◆ **Available data**:
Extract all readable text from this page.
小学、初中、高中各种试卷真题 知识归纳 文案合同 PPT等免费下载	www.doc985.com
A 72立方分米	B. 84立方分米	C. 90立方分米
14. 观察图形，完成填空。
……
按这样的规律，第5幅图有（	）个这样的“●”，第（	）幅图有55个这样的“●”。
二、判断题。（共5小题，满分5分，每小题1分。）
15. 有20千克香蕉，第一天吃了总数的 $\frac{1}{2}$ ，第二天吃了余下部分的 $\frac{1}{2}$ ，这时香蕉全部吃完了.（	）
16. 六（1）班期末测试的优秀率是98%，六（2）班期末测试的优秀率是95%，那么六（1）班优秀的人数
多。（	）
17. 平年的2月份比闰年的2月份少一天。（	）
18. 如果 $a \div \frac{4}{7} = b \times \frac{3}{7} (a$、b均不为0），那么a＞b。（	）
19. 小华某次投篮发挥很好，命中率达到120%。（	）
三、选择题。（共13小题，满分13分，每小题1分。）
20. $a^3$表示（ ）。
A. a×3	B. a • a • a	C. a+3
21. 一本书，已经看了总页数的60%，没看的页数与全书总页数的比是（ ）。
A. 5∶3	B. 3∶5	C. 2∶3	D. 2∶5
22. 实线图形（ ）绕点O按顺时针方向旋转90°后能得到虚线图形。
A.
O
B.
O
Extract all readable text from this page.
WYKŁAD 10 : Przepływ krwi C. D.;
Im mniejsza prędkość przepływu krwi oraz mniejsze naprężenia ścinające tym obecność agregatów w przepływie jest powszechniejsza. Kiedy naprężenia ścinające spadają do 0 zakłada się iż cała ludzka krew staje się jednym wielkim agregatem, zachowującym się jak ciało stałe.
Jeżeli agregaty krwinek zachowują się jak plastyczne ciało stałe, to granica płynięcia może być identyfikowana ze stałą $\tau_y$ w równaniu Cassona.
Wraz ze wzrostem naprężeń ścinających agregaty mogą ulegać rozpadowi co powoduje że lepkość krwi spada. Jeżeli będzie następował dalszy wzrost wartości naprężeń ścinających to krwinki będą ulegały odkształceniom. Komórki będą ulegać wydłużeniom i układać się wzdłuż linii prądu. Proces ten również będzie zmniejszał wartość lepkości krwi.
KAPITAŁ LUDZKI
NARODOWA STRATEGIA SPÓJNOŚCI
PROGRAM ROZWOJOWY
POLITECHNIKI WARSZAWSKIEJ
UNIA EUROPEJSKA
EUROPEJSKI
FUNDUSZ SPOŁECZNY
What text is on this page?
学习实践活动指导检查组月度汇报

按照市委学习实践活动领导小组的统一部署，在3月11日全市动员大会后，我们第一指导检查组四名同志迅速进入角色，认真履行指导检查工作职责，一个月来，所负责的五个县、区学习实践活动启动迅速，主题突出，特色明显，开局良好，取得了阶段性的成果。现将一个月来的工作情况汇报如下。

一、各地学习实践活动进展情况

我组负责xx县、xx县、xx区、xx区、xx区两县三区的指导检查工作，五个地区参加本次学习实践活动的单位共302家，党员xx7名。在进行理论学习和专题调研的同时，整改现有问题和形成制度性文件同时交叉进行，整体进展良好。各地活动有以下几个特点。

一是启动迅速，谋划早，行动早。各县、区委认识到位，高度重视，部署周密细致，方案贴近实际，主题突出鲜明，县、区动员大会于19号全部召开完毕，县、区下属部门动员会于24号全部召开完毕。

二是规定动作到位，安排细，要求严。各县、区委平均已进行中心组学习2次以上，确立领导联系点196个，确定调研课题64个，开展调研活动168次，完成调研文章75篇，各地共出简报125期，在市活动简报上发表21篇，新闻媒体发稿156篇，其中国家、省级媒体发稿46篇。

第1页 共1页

◆ **What the task asks**: Retype every entry above, word for word.

◆ **The answer**:
Extract all readable text from this page.
小学、初中、高中各种试卷真题 知识归纳 文案合同 PPT等免费下载	www.doc985.com
A 72立方分米	B. 84立方分米	C. 90立方分米
14. 观察图形，完成填空。
……
按这样的规律，第5幅图有（	）个这样的“●”，第（	）幅图有55个这样的“●”。
二、判断题。（共5小题，满分5分，每小题1分。）
15. 有20千克香蕉，第一天吃了总数的 $\frac{1}{2}$ ，第二天吃了余下部分的 $\frac{1}{2}$ ，这时香蕉全部吃完了.（	）
16. 六（1）班期末测试的优秀率是98%，六（2）班期末测试的优秀率是95%，那么六（1）班优秀的人数
多。（	）
17. 平年的2月份比闰年的2月份少一天。（	）
18. 如果 $a \div \frac{4}{7} = b \times \frac{3}{7} (a$、b均不为0），那么a＞b。（	）
19. 小华某次投篮发挥很好，命中率达到120%。（	）
三、选择题。（共13小题，满分13分，每小题1分。）
20. $a^3$表示（ ）。
A. a×3	B. a • a • a	C. a+3
21. 一本书，已经看了总页数的60%，没看的页数与全书总页数的比是（ ）。
A. 5∶3	B. 3∶5	C. 2∶3	D. 2∶5
22. 实线图形（ ）绕点O按顺时针方向旋转90°后能得到虚线图形。
A.
O
B.
O
Extract all readable text from this page.
WYKŁAD 10 : Przepływ krwi C. D.;
Im mniejsza prędkość przepływu krwi oraz mniejsze naprężenia ścinające tym obecność agregatów w przepływie jest powszechniejsza. Kiedy naprężenia ścinające spadają do 0 zakłada się iż cała ludzka krew staje się jednym wielkim agregatem, zachowującym się jak ciało stałe.
Jeżeli agregaty krwinek zachowują się jak plastyczne ciało stałe, to granica płynięcia może być identyfikowana ze stałą $\tau_y$ w równaniu Cassona.
Wraz ze wzrostem naprężeń ścinających agregaty mogą ulegać rozpadowi co powoduje że lepkość krwi spada. Jeżeli będzie następował dalszy wzrost wartości naprężeń ścinających to krwinki będą ulegały odkształceniom. Komórki będą ulegać wydłużeniom i układać się wzdłuż linii prądu. Proces ten również będzie zmniejszał wartość lepkości krwi.
KAPITAŁ LUDZKI
NARODOWA STRATEGIA SPÓJNOŚCI
PROGRAM ROZWOJOWY
POLITECHNIKI WARSZAWSKIEJ
UNIA EUROPEJSKA
EUROPEJSKI
FUNDUSZ SPOŁECZNY
What text is on this page?
学习实践活动指导检查组月度汇报

按照市委学习实践活动领导小组的统一部署，在3月11日全市动员大会后，我们第一指导检查组四名同志迅速进入角色，认真履行指导检查工作职责，一个月来，所负责的五个县、区学习实践活动启动迅速，主题突出，特色明显，开局良好，取得了阶段性的成果。现将一个月来的工作情况汇报如下。

一、各地学习实践活动进展情况

我组负责xx县、xx县、xx区、xx区、xx区两县三区的指导检查工作，五个地区参加本次学习实践活动的单位共302家，党员xx7名。在进行理论学习和专题调研的同时，整改现有问题和形成制度性文件同时交叉进行，整体进展良好。各地活动有以下几个特点。

一是启动迅速，谋划早，行动早。各县、区委认识到位，高度重视，部署周密细致，方案贴近实际，主题突出鲜明，县、区动员大会于19号全部召开完毕，县、区下属部门动员会于24号全部召开完毕。

二是规定动作到位，安排细，要求严。各县、区委平均已进行中心组学习2次以上，确立领导联系点196个，确定调研课题64个，开展调研活动168次，完成调研文章75篇，各地共出简报125期，在市活动简报上发表21篇，新闻媒体发稿156篇，其中国家、省级媒体发稿46篇。

第1页 共1页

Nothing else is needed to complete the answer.